# Goal:
Write the line that includes "Read this page and output its text content." and all subsequent lines, exactly as written, and nothing more.

# Extracted records:
━━━━━━━━━━━━━━━━━━━━
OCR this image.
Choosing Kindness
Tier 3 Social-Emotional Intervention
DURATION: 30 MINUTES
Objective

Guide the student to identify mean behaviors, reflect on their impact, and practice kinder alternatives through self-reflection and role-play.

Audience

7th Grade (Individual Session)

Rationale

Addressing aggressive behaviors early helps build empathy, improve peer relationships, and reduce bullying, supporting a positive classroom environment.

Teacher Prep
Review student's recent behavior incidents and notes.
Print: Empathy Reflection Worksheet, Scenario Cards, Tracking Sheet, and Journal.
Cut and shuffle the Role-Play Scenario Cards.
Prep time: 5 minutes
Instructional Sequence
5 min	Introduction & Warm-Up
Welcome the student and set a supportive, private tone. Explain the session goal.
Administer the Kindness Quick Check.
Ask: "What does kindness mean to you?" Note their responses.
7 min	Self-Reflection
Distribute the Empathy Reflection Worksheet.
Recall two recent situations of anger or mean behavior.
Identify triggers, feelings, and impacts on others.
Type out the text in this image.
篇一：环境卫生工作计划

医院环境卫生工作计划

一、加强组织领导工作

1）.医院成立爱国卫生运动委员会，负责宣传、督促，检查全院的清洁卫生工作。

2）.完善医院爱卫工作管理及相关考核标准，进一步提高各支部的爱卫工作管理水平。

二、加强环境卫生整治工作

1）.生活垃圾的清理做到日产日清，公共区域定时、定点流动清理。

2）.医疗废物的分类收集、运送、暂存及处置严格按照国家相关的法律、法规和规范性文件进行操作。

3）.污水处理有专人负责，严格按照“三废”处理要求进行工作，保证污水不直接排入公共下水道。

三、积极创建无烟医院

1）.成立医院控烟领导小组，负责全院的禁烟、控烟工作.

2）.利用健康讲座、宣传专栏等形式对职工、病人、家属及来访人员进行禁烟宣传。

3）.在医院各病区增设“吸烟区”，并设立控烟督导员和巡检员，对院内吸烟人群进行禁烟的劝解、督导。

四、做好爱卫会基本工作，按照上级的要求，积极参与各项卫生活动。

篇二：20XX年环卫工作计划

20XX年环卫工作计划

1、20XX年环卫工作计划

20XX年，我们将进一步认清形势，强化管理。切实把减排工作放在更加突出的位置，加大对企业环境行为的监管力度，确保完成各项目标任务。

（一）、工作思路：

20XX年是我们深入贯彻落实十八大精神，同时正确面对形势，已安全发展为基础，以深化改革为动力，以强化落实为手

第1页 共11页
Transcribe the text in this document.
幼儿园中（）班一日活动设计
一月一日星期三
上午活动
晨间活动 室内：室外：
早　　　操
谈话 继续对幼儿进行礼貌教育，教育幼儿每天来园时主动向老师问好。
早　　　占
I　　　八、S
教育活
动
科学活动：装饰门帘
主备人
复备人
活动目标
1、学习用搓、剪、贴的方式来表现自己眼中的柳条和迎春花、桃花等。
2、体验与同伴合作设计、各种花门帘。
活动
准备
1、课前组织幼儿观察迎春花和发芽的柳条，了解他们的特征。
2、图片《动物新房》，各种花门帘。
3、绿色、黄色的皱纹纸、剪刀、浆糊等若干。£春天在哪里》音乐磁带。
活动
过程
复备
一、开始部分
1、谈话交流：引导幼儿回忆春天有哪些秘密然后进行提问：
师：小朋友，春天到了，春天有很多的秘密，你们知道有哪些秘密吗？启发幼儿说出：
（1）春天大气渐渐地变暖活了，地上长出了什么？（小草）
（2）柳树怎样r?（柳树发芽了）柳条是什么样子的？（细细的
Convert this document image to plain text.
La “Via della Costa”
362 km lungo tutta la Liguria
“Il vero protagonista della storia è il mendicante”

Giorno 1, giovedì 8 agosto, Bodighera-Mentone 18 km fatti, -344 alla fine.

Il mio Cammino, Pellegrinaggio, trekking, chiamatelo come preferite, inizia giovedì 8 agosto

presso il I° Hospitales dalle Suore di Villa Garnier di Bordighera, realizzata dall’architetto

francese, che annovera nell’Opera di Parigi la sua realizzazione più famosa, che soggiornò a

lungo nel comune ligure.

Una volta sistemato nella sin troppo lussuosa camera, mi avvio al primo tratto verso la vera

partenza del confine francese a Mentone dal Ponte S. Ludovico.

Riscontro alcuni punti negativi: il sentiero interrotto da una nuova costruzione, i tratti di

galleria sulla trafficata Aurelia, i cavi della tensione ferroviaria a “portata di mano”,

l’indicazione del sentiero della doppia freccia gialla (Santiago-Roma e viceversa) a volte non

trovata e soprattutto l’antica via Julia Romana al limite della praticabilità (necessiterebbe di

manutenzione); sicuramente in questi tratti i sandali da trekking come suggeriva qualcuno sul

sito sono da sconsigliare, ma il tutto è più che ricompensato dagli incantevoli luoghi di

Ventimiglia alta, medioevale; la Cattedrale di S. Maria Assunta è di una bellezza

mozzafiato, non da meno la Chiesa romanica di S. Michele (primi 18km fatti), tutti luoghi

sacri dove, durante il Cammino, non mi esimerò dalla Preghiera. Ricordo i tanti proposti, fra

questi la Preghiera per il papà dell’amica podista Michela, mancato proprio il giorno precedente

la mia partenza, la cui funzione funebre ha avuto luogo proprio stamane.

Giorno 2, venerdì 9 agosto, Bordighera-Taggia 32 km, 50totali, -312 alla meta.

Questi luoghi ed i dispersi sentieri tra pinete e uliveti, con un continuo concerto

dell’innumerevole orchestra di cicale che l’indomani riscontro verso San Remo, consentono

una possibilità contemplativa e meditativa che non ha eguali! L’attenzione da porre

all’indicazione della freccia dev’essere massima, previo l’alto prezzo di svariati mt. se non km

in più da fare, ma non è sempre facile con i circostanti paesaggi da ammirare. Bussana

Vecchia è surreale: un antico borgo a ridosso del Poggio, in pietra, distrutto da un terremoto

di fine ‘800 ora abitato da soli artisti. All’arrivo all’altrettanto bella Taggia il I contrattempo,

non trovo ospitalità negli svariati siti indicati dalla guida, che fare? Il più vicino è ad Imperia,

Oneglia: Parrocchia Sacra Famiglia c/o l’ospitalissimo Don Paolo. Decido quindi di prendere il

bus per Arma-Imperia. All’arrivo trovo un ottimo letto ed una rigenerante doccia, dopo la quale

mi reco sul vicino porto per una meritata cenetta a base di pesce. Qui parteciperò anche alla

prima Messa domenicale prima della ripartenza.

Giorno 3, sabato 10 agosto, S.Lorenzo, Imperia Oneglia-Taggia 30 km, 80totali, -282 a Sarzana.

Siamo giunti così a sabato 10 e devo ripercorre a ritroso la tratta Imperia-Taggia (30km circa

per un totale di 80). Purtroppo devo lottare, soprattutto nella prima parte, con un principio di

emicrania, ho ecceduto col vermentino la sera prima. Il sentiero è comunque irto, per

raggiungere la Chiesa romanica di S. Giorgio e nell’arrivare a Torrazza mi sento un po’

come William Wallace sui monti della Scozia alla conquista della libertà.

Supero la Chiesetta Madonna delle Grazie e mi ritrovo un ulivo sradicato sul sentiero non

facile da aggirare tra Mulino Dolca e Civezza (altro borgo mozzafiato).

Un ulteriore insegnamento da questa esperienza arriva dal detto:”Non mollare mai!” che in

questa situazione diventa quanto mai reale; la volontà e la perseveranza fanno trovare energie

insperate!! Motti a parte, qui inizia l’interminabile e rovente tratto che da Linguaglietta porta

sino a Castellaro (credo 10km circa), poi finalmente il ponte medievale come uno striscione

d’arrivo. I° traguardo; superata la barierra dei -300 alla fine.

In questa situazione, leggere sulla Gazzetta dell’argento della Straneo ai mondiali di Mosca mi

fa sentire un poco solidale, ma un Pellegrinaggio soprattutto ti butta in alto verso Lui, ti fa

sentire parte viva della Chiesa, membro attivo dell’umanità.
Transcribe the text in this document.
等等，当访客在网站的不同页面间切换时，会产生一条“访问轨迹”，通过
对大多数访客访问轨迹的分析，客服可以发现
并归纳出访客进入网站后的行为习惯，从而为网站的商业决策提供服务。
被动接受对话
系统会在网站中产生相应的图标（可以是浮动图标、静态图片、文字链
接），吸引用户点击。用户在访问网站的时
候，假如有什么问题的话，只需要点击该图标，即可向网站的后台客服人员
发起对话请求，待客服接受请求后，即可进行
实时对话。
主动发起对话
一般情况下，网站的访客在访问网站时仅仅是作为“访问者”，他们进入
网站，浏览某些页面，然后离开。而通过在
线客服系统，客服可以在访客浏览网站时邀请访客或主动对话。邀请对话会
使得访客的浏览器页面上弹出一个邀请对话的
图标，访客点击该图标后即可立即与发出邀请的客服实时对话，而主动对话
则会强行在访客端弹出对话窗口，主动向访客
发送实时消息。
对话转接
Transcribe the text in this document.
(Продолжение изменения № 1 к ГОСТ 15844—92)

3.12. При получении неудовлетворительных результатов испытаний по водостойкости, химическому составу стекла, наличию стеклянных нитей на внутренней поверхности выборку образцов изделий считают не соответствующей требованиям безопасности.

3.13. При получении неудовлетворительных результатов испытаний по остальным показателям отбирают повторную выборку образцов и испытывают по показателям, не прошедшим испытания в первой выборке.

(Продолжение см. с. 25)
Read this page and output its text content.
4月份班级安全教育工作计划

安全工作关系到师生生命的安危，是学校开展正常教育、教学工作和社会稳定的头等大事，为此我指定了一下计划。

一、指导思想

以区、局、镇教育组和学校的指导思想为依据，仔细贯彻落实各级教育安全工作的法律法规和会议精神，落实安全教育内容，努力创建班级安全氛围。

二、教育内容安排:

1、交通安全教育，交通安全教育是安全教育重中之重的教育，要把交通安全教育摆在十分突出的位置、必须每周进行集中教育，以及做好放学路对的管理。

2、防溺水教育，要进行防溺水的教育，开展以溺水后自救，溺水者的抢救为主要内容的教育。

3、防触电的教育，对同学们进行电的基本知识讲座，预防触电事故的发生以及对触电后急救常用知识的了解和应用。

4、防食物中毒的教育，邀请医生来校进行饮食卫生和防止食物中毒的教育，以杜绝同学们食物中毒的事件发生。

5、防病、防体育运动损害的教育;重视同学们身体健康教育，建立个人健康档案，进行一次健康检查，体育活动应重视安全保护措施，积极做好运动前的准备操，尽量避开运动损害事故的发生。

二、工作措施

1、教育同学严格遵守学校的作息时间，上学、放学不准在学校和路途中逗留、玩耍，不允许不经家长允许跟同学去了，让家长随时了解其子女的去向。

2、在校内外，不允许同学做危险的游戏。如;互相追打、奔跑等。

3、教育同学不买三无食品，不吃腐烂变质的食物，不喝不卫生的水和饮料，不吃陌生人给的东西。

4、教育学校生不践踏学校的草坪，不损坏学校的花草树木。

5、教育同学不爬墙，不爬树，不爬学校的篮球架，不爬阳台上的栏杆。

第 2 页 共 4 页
━━━━━━━━━━━━━━━━━━━━
# Problem solution:
Read this page and output its text content.
4月份班级安全教育工作计划

安全工作关系到师生生命的安危，是学校开展正常教育、教学工作和社会稳定的头等大事，为此我指定了一下计划。

一、指导思想

以区、局、镇教育组和学校的指导思想为依据，仔细贯彻落实各级教育安全工作的法律法规和会议精神，落实安全教育内容，努力创建班级安全氛围。

二、教育内容安排:

1、交通安全教育，交通安全教育是安全教育重中之重的教育，要把交通安全教育摆在十分突出的位置、必须每周进行集中教育，以及做好放学路对的管理。

2、防溺水教育，要进行防溺水的教育，开展以溺水后自救，溺水者的抢救为主要内容的教育。

3、防触电的教育，对同学们进行电的基本知识讲座，预防触电事故的发生以及对触电后急救常用知识的了解和应用。

4、防食物中毒的教育，邀请医生来校进行饮食卫生和防止食物中毒的教育，以杜绝同学们食物中毒的事件发生。

5、防病、防体育运动损害的教育;重视同学们身体健康教育，建立个人健康档案，进行一次健康检查，体育活动应重视安全保护措施，积极做好运动前的准备操，尽量避开运动损害事故的发生。

二、工作措施

1、教育同学严格遵守学校的作息时间，上学、放学不准在学校和路途中逗留、玩耍，不允许不经家长允许跟同学去了，让家长随时了解其子女的去向。

2、在校内外，不允许同学做危险的游戏。如;互相追打、奔跑等。

3、教育同学不买三无食品，不吃腐烂变质的食物，不喝不卫生的水和饮料，不吃陌生人给的东西。

4、教育学校生不践踏学校的草坪，不损坏学校的花草树木。

5、教育同学不爬墙，不爬树，不爬学校的篮球架，不爬阳台上的栏杆。

第 2 页 共 4 页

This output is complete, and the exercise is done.